## Exercise aim
Reproduce the complete listing without any deviation.

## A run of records
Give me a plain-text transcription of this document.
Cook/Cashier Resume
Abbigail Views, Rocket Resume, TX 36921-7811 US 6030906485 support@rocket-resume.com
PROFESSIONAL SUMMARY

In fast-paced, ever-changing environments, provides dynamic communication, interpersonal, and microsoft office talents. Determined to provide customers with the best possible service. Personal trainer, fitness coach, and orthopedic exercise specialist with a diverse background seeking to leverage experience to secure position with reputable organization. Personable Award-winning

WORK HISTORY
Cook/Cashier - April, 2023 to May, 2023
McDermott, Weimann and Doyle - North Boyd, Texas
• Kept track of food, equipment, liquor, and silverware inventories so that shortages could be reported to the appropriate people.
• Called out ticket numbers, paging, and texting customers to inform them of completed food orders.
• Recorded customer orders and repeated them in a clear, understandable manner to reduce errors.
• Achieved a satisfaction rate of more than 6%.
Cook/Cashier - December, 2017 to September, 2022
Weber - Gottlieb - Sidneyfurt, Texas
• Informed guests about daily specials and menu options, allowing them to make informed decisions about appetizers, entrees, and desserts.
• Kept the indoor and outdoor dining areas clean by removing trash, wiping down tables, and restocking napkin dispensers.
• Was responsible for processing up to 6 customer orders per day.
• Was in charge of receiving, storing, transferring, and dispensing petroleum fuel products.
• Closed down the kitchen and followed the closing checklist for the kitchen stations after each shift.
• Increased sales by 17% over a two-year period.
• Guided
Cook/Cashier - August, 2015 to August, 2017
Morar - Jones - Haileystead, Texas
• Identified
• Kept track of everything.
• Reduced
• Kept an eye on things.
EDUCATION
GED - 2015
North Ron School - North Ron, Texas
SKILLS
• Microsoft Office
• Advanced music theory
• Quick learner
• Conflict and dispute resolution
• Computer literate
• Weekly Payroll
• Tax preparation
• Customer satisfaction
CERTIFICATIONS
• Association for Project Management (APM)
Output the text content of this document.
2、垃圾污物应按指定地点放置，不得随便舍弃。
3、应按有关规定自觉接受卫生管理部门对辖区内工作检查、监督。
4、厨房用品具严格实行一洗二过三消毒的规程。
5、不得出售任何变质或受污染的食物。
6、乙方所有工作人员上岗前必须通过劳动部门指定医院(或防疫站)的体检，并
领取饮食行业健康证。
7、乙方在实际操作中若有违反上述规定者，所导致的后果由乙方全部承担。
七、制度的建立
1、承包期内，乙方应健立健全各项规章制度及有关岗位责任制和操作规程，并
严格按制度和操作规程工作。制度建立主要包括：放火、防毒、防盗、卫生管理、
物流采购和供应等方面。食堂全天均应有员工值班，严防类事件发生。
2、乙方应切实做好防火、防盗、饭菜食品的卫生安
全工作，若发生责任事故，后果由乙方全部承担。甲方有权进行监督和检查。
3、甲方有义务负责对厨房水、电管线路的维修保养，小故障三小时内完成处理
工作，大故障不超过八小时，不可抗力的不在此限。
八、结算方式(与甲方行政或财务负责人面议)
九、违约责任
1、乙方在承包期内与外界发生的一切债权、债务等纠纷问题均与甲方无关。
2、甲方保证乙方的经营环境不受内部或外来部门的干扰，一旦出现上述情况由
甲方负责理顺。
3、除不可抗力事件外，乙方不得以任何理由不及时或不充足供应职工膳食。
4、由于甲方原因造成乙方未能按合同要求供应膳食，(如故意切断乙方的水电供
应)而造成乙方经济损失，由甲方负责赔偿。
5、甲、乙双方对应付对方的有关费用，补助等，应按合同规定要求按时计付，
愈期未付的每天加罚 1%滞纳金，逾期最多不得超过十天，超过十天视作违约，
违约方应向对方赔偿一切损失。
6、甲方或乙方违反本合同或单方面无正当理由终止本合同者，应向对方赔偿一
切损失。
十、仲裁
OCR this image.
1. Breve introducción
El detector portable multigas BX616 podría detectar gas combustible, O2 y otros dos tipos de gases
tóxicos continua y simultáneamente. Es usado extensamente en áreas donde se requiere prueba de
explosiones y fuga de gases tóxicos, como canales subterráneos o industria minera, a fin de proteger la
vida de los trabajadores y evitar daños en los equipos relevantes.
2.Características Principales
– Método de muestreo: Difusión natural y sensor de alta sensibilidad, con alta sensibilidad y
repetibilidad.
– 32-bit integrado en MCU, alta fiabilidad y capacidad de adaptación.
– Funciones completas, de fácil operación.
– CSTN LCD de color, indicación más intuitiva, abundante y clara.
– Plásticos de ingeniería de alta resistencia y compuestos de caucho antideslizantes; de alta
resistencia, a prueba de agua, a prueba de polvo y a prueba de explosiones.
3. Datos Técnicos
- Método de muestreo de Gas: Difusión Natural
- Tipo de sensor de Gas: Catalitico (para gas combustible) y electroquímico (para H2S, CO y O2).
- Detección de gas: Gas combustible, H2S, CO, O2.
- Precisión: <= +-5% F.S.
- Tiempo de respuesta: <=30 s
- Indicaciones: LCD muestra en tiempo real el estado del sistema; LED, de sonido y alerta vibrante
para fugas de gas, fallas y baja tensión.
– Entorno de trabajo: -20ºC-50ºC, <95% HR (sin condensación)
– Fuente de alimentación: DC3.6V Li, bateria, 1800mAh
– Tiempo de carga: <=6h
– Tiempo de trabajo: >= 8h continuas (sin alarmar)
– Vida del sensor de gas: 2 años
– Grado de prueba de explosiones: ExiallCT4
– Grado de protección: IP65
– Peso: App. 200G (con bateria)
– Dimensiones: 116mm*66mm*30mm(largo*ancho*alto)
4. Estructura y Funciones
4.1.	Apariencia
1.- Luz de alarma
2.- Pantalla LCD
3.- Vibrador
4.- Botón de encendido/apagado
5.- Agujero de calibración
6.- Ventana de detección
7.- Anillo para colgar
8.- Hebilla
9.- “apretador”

## Full solution
Give me a plain-text transcription of this document.
Cook/Cashier Resume
Abbigail Views, Rocket Resume, TX 36921-7811 US 6030906485 support@rocket-resume.com
PROFESSIONAL SUMMARY

In fast-paced, ever-changing environments, provides dynamic communication, interpersonal, and microsoft office talents. Determined to provide customers with the best possible service. Personal trainer, fitness coach, and orthopedic exercise specialist with a diverse background seeking to leverage experience to secure position with reputable organization. Personable Award-winning

WORK HISTORY
Cook/Cashier - April, 2023 to May, 2023
McDermott, Weimann and Doyle - North Boyd, Texas
• Kept track of food, equipment, liquor, and silverware inventories so that shortages could be reported to the appropriate people.
• Called out ticket numbers, paging, and texting customers to inform them of completed food orders.
• Recorded customer orders and repeated them in a clear, understandable manner to reduce errors.
• Achieved a satisfaction rate of more than 6%.
Cook/Cashier - December, 2017 to September, 2022
Weber - Gottlieb - Sidneyfurt, Texas
• Informed guests about daily specials and menu options, allowing them to make informed decisions about appetizers, entrees, and desserts.
• Kept the indoor and outdoor dining areas clean by removing trash, wiping down tables, and restocking napkin dispensers.
• Was responsible for processing up to 6 customer orders per day.
• Was in charge of receiving, storing, transferring, and dispensing petroleum fuel products.
• Closed down the kitchen and followed the closing checklist for the kitchen stations after each shift.
• Increased sales by 17% over a two-year period.
• Guided
Cook/Cashier - August, 2015 to August, 2017
Morar - Jones - Haileystead, Texas
• Identified
• Kept track of everything.
• Reduced
• Kept an eye on things.
EDUCATION
GED - 2015
North Ron School - North Ron, Texas
SKILLS
• Microsoft Office
• Advanced music theory
• Quick learner
• Conflict and dispute resolution
• Computer literate
• Weekly Payroll
• Tax preparation
• Customer satisfaction
CERTIFICATIONS
• Association for Project Management (APM)
Output the text content of this document.
2、垃圾污物应按指定地点放置，不得随便舍弃。
3、应按有关规定自觉接受卫生管理部门对辖区内工作检查、监督。
4、厨房用品具严格实行一洗二过三消毒的规程。
5、不得出售任何变质或受污染的食物。
6、乙方所有工作人员上岗前必须通过劳动部门指定医院(或防疫站)的体检，并
领取饮食行业健康证。
7、乙方在实际操作中若有违反上述规定者，所导致的后果由乙方全部承担。
七、制度的建立
1、承包期内，乙方应健立健全各项规章制度及有关岗位责任制和操作规程，并
严格按制度和操作规程工作。制度建立主要包括：放火、防毒、防盗、卫生管理、
物流采购和供应等方面。食堂全天均应有员工值班，严防类事件发生。
2、乙方应切实做好防火、防盗、饭菜食品的卫生安
全工作，若发生责任事故，后果由乙方全部承担。甲方有权进行监督和检查。
3、甲方有义务负责对厨房水、电管线路的维修保养，小故障三小时内完成处理
工作，大故障不超过八小时，不可抗力的不在此限。
八、结算方式(与甲方行政或财务负责人面议)
九、违约责任
1、乙方在承包期内与外界发生的一切债权、债务等纠纷问题均与甲方无关。
2、甲方保证乙方的经营环境不受内部或外来部门的干扰，一旦出现上述情况由
甲方负责理顺。
3、除不可抗力事件外，乙方不得以任何理由不及时或不充足供应职工膳食。
4、由于甲方原因造成乙方未能按合同要求供应膳食，(如故意切断乙方的水电供
应)而造成乙方经济损失，由甲方负责赔偿。
5、甲、乙双方对应付对方的有关费用，补助等，应按合同规定要求按时计付，
愈期未付的每天加罚 1%滞纳金，逾期最多不得超过十天，超过十天视作违约，
违约方应向对方赔偿一切损失。
6、甲方或乙方违反本合同或单方面无正当理由终止本合同者，应向对方赔偿一
切损失。
十、仲裁
OCR this image.
1. Breve introducción
El detector portable multigas BX616 podría detectar gas combustible, O2 y otros dos tipos de gases
tóxicos continua y simultáneamente. Es usado extensamente en áreas donde se requiere prueba de
explosiones y fuga de gases tóxicos, como canales subterráneos o industria minera, a fin de proteger la
vida de los trabajadores y evitar daños en los equipos relevantes.
2.Características Principales
– Método de muestreo: Difusión natural y sensor de alta sensibilidad, con alta sensibilidad y
repetibilidad.
– 32-bit integrado en MCU, alta fiabilidad y capacidad de adaptación.
– Funciones completas, de fácil operación.
– CSTN LCD de color, indicación más intuitiva, abundante y clara.
– Plásticos de ingeniería de alta resistencia y compuestos de caucho antideslizantes; de alta
resistencia, a prueba de agua, a prueba de polvo y a prueba de explosiones.
3. Datos Técnicos
- Método de muestreo de Gas: Difusión Natural
- Tipo de sensor de Gas: Catalitico (para gas combustible) y electroquímico (para H2S, CO y O2).
- Detección de gas: Gas combustible, H2S, CO, O2.
- Precisión: <= +-5% F.S.
- Tiempo de respuesta: <=30 s
- Indicaciones: LCD muestra en tiempo real el estado del sistema; LED, de sonido y alerta vibrante
para fugas de gas, fallas y baja tensión.
– Entorno de trabajo: -20ºC-50ºC, <95% HR (sin condensación)
– Fuente de alimentación: DC3.6V Li, bateria, 1800mAh
– Tiempo de carga: <=6h
– Tiempo de trabajo: >= 8h continuas (sin alarmar)
– Vida del sensor de gas: 2 años
– Grado de prueba de explosiones: ExiallCT4
– Grado de protección: IP65
– Peso: App. 200G (con bateria)
– Dimensiones: 116mm*66mm*30mm(largo*ancho*alto)
4. Estructura y Funciones
4.1.	Apariencia
1.- Luz de alarma
2.- Pantalla LCD
3.- Vibrador
4.- Botón de encendido/apagado
5.- Agujero de calibración
6.- Ventana de detección
7.- Anillo para colgar
8.- Hebilla
9.- “apretador”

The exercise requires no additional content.